WRITTEN PROBLEM. Copy out all lines where "this" appears.

[Data extracted from a collection]
'''
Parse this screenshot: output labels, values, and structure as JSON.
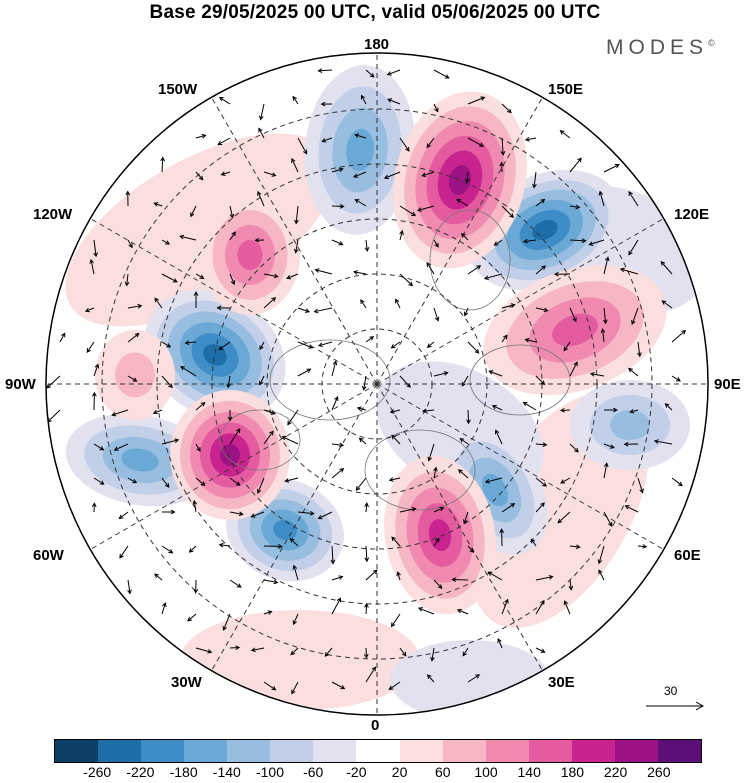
{
  "title": "Base 29/05/2025 00 UTC, valid 05/06/2025 00 UTC",
  "brand": "MODES",
  "brand_mark": "©",
  "map_labels": {
    "lon_180": "180",
    "lon_150w": "150W",
    "lon_150e": "150E",
    "lon_120w": "120W",
    "lon_120e": "120E",
    "lon_90w": "90W",
    "lon_90e": "90E",
    "lon_60w": "60W",
    "lon_60e": "60E",
    "lon_30w": "30W",
    "lon_30e": "30E",
    "lon_0": "0"
  },
  "vector_scale": "30",
  "colorbar": {
    "colors": [
      "#0d3f66",
      "#1d6ea6",
      "#3f8dc7",
      "#6aa8d6",
      "#97bde0",
      "#c1cfe8",
      "#e2e1f0",
      "#ffffff",
      "#fbdede",
      "#f6b6c4",
      "#f08ab1",
      "#e45c9f",
      "#c8238f",
      "#9a1283",
      "#5c0f78"
    ],
    "ticks": [
      "-260",
      "-220",
      "-180",
      "-140",
      "-100",
      "-60",
      "-20",
      "20",
      "60",
      "100",
      "140",
      "180",
      "220",
      "260"
    ]
  }
}
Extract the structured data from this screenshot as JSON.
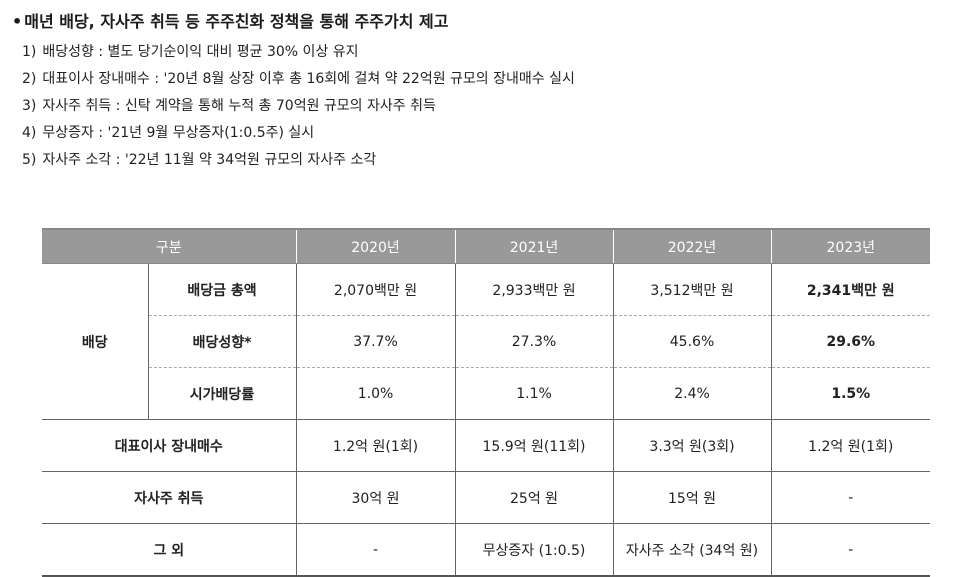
{
  "heading": {
    "bullet": "•",
    "text": "매년 배당, 자사주 취득 등 주주친화 정책을 통해 주주가치 제고"
  },
  "items": [
    {
      "num": "1)",
      "text": "배당성향 : 별도 당기순이익 대비 평균 30% 이상 유지"
    },
    {
      "num": "2)",
      "text": "대표이사 장내매수 : '20년 8월 상장 이후 총 16회에 걸쳐 약 22억원 규모의 장내매수 실시"
    },
    {
      "num": "3)",
      "text": "자사주 취득 : 신탁 계약을 통해 누적 총 70억원 규모의 자사주 취득"
    },
    {
      "num": "4)",
      "text": "무상증자 : '21년 9월 무상증자(1:0.5주) 실시"
    },
    {
      "num": "5)",
      "text": "자사주 소각 : '22년 11월 약 34억원 규모의 자사주 소각"
    }
  ],
  "table": {
    "header": [
      "구분",
      "2020년",
      "2021년",
      "2022년",
      "2023년"
    ],
    "dividend_group": "배당",
    "rows": [
      {
        "label": "배당금 총액",
        "values": [
          "2,070백만 원",
          "2,933백만 원",
          "3,512백만 원",
          "2,341백만 원"
        ]
      },
      {
        "label": "배당성향*",
        "values": [
          "37.7%",
          "27.3%",
          "45.6%",
          "29.6%"
        ]
      },
      {
        "label": "시가배당률",
        "values": [
          "1.0%",
          "1.1%",
          "2.4%",
          "1.5%"
        ]
      },
      {
        "label": "대표이사 장내매수",
        "values": [
          "1.2억 원(1회)",
          "15.9억 원(11회)",
          "3.3억 원(3회)",
          "1.2억 원(1회)"
        ]
      },
      {
        "label": "자사주 취득",
        "values": [
          "30억 원",
          "25억 원",
          "15억 원",
          "-"
        ]
      },
      {
        "label": "그 외",
        "values": [
          "-",
          "무상증자 (1:0.5)",
          "자사주 소각 (34억 원)",
          "-"
        ]
      }
    ]
  }
}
'''
ANSWER TO THE TASK.
Parse this screenshot: output labels, values, and structure as JSON.
Extract the structured data from this screenshot as JSON.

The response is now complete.